• **Given request**: Pull every line that holds the word "your" from the entries.

..........

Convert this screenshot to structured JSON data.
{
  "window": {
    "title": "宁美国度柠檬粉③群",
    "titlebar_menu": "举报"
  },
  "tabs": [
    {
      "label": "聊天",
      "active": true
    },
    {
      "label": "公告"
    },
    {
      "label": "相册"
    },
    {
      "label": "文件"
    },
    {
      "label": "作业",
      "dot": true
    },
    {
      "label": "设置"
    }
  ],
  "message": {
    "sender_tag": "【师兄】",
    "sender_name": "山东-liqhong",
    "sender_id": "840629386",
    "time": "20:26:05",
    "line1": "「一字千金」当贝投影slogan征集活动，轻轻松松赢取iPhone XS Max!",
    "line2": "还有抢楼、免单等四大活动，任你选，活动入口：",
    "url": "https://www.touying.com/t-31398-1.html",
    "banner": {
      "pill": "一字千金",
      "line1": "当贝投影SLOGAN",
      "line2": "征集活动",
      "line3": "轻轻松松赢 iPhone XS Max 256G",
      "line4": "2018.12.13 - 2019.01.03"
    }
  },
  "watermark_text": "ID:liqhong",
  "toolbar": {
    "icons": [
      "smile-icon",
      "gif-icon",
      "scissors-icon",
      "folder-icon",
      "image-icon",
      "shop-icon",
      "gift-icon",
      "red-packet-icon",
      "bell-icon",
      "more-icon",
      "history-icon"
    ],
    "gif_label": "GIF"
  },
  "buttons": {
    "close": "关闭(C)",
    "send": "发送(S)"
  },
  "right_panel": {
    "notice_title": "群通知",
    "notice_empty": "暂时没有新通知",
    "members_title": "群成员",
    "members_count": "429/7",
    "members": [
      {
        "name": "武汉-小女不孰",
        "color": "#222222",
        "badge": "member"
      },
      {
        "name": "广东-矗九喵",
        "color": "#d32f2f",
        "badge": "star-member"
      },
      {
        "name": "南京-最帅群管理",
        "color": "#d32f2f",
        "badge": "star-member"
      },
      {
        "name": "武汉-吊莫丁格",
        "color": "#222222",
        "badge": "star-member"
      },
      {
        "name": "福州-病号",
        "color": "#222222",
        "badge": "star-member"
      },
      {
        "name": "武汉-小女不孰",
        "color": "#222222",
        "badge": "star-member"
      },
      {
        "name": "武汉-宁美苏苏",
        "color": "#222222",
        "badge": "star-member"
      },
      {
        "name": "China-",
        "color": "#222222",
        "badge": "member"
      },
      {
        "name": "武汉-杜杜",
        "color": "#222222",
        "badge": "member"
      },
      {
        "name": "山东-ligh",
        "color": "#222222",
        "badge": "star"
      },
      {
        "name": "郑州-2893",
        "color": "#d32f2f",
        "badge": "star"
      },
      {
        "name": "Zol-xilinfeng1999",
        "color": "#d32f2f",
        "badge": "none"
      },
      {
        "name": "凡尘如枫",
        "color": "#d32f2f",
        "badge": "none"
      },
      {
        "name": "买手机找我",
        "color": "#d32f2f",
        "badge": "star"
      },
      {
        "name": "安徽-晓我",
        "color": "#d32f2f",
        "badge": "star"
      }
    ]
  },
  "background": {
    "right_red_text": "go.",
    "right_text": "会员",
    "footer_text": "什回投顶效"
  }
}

..........

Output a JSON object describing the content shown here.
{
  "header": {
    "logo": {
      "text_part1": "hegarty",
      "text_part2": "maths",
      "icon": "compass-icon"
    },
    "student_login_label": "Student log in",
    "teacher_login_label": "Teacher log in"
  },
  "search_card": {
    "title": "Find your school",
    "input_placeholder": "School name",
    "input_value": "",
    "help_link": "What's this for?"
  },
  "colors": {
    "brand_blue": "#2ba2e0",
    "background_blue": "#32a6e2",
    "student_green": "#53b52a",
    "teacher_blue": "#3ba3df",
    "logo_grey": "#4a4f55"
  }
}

..........

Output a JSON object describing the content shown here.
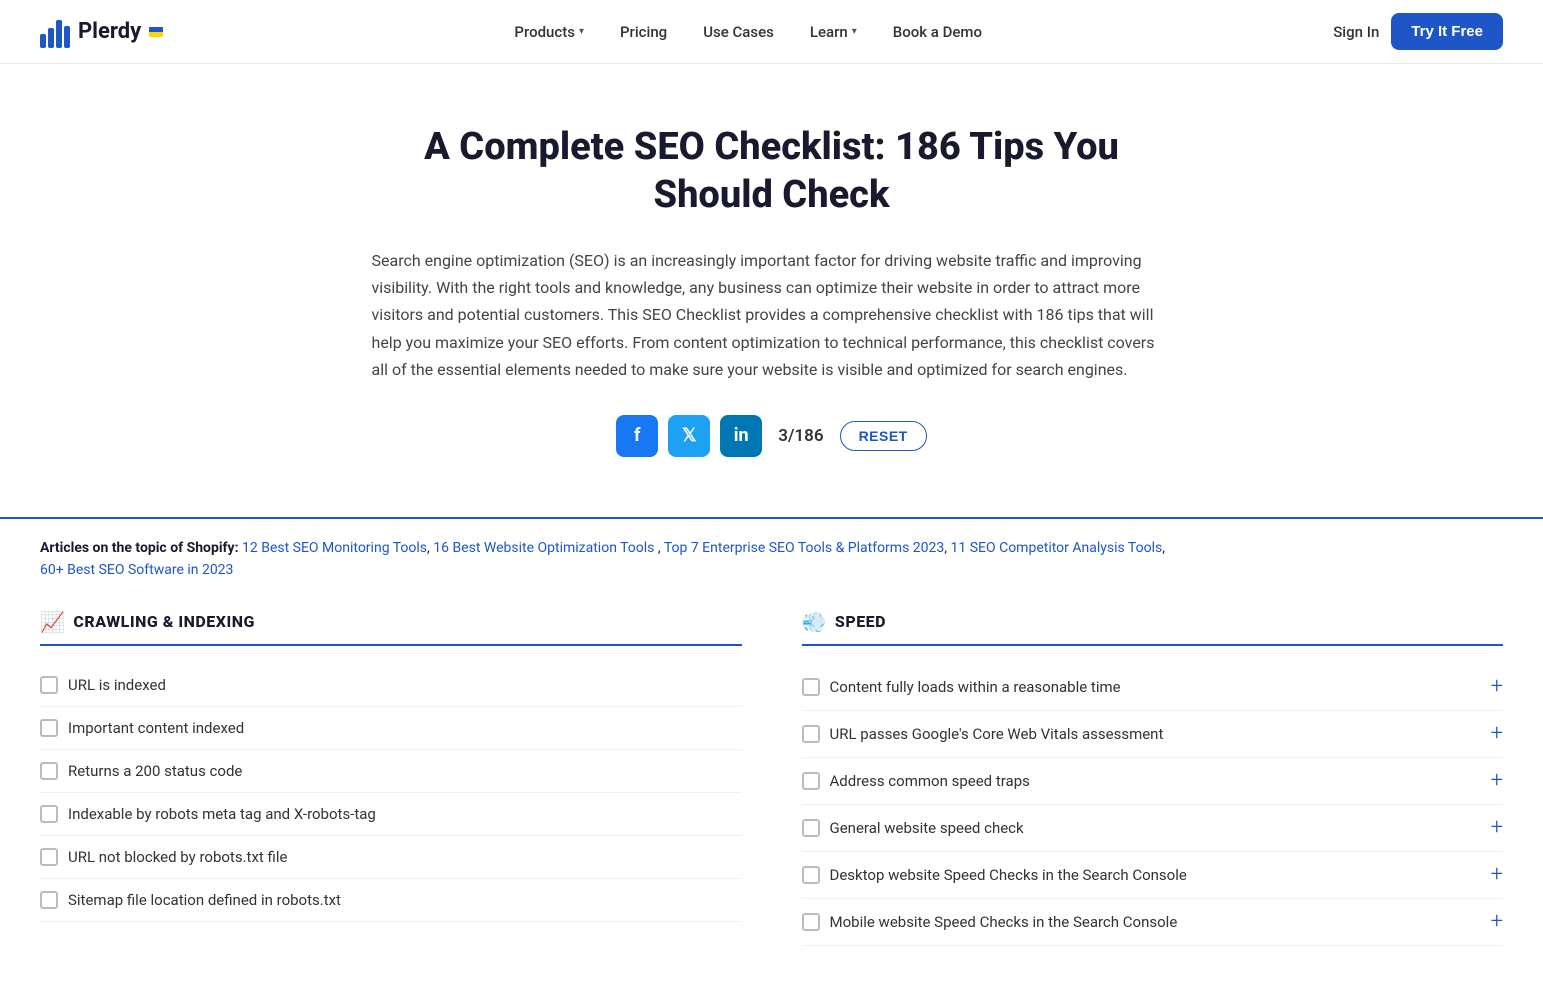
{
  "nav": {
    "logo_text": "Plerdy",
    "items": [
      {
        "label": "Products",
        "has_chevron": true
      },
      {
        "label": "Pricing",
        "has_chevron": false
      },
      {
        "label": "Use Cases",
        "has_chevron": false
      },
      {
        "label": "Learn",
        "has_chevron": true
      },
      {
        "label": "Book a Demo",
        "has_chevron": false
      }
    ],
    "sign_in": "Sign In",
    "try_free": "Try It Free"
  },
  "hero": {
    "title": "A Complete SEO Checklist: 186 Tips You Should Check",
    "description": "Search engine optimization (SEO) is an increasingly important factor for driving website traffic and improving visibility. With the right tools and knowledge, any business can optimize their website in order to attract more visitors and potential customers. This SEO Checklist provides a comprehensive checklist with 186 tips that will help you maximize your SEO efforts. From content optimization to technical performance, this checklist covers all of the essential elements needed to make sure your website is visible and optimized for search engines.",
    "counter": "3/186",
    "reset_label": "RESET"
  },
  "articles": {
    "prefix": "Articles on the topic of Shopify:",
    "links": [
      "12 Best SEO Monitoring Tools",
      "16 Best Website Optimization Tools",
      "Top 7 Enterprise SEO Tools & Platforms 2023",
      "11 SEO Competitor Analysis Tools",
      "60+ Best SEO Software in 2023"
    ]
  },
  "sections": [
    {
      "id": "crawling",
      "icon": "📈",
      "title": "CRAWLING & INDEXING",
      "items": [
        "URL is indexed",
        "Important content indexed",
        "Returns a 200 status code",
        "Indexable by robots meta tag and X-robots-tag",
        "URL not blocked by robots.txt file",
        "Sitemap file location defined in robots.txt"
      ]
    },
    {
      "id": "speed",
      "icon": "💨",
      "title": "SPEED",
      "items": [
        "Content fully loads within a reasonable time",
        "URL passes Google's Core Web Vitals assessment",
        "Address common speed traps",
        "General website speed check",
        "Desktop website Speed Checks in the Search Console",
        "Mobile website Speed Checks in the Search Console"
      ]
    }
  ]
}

..........

• **Answer for the task**:
    "title": "Find your school",
    "description": "Search engine optimization (SEO) is an increasingly important factor for driving website traffic and improving visibility. With the right tools and knowledge, any business can optimize their website in order to attract more visitors and potential customers. This SEO Checklist provides a comprehensive checklist with 186 tips that will help you maximize your SEO efforts. From content optimization to technical performance, this checklist covers all of the essential elements needed to make sure your website is visible and optimized for search engines.",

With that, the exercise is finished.